_PROVIDED INFORMATION_:
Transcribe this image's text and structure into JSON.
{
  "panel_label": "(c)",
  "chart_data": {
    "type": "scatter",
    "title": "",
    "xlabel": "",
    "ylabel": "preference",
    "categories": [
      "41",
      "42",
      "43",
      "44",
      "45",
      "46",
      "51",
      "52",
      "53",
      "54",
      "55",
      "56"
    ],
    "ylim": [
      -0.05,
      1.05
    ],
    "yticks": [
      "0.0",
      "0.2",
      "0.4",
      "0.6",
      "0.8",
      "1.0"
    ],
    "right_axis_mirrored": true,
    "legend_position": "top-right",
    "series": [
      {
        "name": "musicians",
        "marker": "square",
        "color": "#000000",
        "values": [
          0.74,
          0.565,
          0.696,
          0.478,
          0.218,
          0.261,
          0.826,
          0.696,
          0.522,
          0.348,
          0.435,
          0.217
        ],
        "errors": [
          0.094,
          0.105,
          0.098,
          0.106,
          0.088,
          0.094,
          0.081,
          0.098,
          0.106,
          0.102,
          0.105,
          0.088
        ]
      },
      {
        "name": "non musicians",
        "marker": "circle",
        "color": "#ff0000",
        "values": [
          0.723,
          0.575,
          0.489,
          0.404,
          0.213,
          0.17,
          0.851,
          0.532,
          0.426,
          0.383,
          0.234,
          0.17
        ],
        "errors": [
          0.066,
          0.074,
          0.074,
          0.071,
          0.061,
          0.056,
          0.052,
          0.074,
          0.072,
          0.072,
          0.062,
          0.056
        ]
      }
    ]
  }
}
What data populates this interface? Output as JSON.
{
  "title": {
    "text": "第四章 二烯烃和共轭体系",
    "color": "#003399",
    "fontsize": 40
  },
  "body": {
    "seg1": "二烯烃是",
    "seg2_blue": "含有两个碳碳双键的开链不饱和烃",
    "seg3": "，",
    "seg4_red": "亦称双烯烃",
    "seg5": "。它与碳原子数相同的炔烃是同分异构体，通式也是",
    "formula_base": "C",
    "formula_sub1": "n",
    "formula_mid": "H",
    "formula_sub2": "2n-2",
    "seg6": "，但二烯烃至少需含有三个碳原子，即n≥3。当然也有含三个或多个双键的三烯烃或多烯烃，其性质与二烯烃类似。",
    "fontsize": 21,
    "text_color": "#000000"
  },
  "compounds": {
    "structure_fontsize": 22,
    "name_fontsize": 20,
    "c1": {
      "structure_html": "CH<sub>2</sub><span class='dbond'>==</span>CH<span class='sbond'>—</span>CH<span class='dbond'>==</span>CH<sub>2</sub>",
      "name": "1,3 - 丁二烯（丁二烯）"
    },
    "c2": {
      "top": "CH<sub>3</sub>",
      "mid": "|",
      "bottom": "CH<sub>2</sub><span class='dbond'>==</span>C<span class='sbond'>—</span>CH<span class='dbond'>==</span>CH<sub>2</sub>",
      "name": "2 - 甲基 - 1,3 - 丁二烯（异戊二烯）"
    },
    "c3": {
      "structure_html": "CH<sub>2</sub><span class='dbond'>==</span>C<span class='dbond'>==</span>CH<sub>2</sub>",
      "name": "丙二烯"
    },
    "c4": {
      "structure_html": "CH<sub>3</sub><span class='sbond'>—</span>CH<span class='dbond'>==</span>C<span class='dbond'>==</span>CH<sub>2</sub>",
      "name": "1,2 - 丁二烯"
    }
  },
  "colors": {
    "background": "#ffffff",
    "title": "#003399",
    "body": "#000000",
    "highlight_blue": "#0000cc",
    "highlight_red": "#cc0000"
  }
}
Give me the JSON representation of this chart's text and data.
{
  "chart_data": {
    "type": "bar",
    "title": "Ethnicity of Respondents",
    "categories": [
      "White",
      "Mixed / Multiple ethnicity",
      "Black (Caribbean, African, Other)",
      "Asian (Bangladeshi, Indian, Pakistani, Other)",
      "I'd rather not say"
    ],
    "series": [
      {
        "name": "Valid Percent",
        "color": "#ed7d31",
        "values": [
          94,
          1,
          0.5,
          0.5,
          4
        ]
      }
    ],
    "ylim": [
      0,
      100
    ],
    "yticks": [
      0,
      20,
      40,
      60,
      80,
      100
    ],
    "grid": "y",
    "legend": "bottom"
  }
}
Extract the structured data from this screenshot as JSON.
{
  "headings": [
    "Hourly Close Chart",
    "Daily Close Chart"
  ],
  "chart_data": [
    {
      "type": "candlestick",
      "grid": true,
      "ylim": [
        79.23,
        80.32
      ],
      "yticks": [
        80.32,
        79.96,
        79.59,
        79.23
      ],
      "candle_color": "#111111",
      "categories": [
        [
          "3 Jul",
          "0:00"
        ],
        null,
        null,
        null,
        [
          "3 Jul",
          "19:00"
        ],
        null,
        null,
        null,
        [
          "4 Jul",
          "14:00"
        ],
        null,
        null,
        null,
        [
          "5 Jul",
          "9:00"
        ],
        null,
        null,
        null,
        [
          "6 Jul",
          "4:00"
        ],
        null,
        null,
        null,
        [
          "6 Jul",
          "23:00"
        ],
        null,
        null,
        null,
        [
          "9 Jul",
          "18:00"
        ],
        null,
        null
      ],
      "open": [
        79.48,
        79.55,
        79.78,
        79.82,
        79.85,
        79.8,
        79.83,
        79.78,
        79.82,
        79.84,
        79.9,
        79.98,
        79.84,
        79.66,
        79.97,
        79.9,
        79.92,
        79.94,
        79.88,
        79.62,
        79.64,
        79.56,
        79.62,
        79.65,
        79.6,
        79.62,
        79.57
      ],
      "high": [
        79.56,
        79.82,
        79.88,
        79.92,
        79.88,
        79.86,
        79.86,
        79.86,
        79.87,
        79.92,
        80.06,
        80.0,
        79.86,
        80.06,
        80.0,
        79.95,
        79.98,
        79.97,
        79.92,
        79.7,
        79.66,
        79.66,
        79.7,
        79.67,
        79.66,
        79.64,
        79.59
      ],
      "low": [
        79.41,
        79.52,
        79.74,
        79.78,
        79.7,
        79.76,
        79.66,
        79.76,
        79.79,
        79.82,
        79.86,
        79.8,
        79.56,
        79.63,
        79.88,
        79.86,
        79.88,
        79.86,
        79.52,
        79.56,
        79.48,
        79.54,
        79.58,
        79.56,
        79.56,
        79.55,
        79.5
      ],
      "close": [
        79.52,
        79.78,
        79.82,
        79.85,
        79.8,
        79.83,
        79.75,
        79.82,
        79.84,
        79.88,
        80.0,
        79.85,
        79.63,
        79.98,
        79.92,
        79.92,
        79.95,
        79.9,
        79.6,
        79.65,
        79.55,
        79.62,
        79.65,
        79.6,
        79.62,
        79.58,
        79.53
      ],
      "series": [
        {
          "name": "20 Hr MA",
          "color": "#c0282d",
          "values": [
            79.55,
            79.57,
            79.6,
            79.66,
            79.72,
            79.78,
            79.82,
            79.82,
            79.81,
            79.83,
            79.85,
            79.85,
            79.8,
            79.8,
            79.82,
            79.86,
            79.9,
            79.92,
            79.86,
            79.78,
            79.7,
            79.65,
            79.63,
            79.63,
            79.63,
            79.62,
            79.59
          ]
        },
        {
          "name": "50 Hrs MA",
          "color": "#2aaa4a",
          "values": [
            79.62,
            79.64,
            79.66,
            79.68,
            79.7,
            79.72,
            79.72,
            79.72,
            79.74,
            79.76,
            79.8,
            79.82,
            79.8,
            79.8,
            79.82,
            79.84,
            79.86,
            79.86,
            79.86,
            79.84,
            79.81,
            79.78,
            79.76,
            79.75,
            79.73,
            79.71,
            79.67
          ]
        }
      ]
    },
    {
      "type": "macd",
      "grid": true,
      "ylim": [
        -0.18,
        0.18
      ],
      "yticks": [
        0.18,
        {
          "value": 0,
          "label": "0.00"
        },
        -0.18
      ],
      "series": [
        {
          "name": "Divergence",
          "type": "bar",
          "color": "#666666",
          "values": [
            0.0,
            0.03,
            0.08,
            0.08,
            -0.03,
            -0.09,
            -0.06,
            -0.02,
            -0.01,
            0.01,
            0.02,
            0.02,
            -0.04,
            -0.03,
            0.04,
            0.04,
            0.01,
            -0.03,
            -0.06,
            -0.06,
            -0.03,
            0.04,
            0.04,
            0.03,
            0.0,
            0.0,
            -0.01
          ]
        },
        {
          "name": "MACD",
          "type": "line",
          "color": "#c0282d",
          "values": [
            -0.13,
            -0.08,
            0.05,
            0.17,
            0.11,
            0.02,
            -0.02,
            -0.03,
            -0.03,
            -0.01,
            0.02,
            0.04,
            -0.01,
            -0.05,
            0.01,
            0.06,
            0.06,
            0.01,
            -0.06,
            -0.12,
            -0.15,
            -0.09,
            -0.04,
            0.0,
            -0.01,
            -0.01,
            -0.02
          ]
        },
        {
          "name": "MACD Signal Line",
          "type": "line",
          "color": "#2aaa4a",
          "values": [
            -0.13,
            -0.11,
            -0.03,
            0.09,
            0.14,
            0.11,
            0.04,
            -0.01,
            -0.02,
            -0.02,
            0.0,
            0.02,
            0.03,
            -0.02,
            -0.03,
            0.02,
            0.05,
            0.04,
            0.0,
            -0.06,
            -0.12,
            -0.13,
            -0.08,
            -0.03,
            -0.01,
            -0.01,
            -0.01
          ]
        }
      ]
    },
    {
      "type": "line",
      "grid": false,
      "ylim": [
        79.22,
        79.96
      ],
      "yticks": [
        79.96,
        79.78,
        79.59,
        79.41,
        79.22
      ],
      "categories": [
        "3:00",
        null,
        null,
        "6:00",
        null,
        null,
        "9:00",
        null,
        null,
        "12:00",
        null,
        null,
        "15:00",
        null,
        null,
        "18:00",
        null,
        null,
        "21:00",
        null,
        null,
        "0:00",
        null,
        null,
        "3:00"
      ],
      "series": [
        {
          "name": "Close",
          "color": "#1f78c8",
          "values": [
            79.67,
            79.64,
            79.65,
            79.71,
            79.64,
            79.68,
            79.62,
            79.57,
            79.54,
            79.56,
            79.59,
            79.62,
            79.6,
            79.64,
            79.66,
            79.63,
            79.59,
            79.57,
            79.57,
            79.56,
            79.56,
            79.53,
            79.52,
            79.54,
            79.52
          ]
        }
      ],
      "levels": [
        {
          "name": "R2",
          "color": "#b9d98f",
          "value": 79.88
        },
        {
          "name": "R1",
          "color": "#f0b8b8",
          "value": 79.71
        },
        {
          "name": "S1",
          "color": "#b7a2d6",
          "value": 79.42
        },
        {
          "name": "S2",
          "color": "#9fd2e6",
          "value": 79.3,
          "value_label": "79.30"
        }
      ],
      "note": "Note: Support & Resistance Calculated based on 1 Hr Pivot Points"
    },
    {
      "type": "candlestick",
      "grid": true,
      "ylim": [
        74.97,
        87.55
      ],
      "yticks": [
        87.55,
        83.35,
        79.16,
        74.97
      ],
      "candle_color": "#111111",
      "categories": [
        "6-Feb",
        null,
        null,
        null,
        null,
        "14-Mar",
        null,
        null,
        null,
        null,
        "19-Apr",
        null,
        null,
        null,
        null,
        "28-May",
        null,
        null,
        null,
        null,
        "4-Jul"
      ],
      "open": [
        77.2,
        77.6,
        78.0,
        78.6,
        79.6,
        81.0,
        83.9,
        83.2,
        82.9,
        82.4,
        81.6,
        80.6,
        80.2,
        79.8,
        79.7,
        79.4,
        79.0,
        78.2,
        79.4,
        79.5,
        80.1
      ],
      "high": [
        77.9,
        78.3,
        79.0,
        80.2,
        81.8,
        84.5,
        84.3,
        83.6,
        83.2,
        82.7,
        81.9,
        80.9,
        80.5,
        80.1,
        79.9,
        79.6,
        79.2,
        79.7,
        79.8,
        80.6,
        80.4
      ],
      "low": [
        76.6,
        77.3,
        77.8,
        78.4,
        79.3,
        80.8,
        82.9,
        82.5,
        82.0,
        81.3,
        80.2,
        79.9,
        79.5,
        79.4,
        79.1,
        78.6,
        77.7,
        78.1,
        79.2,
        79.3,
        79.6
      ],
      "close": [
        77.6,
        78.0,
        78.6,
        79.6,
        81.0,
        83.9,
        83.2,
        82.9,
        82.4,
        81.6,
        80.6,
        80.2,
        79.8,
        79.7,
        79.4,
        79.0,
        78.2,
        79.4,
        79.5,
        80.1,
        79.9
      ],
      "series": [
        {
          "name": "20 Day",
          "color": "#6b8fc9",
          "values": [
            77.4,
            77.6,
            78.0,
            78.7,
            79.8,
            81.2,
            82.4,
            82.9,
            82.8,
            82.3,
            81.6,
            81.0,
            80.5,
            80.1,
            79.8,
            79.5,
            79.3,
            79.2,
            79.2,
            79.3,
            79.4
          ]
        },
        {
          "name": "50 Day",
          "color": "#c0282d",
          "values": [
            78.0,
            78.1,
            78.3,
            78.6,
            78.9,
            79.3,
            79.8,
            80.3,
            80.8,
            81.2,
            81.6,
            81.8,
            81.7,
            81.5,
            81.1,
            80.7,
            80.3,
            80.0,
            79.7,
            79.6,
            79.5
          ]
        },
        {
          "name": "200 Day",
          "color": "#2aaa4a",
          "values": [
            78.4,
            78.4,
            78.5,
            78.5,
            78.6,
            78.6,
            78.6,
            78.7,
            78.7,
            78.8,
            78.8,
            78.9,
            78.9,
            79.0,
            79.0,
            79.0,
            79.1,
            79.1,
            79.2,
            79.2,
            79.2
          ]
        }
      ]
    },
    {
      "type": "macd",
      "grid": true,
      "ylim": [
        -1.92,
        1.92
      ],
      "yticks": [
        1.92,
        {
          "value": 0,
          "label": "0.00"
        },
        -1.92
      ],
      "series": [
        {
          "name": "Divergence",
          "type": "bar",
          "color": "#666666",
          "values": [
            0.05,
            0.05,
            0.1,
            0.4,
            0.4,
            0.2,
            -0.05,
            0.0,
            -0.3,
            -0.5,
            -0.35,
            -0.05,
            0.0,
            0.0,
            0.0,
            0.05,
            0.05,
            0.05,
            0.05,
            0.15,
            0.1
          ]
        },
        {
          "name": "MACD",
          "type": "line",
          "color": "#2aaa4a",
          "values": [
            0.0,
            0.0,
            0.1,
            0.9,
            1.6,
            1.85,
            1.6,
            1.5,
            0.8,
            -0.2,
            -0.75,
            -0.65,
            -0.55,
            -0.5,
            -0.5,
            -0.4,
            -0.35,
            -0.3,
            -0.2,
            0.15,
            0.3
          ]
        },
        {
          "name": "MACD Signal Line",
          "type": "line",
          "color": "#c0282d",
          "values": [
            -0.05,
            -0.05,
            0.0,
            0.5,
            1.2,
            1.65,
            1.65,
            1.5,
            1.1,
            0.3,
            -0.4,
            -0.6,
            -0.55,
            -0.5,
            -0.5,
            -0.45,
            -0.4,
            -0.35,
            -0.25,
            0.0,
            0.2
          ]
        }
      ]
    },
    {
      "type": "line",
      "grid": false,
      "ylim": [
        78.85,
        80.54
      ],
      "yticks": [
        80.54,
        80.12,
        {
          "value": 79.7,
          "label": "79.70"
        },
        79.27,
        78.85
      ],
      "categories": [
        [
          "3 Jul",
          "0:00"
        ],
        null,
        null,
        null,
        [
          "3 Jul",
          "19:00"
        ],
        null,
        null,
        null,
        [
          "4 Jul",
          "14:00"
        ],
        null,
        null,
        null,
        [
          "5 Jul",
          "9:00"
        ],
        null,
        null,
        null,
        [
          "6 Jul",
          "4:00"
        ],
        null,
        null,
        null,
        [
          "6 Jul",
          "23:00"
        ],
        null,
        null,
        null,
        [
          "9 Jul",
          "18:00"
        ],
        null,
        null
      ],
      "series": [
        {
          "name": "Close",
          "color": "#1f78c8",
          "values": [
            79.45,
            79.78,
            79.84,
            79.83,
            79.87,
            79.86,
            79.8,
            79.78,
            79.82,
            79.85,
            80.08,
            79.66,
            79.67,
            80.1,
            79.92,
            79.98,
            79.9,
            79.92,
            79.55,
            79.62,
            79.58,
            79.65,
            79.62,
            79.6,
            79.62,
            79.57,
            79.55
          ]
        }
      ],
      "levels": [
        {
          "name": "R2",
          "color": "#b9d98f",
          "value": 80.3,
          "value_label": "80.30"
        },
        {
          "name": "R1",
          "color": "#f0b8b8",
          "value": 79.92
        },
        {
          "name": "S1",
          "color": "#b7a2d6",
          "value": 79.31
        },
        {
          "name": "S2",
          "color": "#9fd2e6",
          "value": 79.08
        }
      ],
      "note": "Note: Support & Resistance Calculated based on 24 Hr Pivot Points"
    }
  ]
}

_REQUEST_: Report the number of lines above that contain the word "Points", and only that number.

_CORRECT RESPONSE_: 2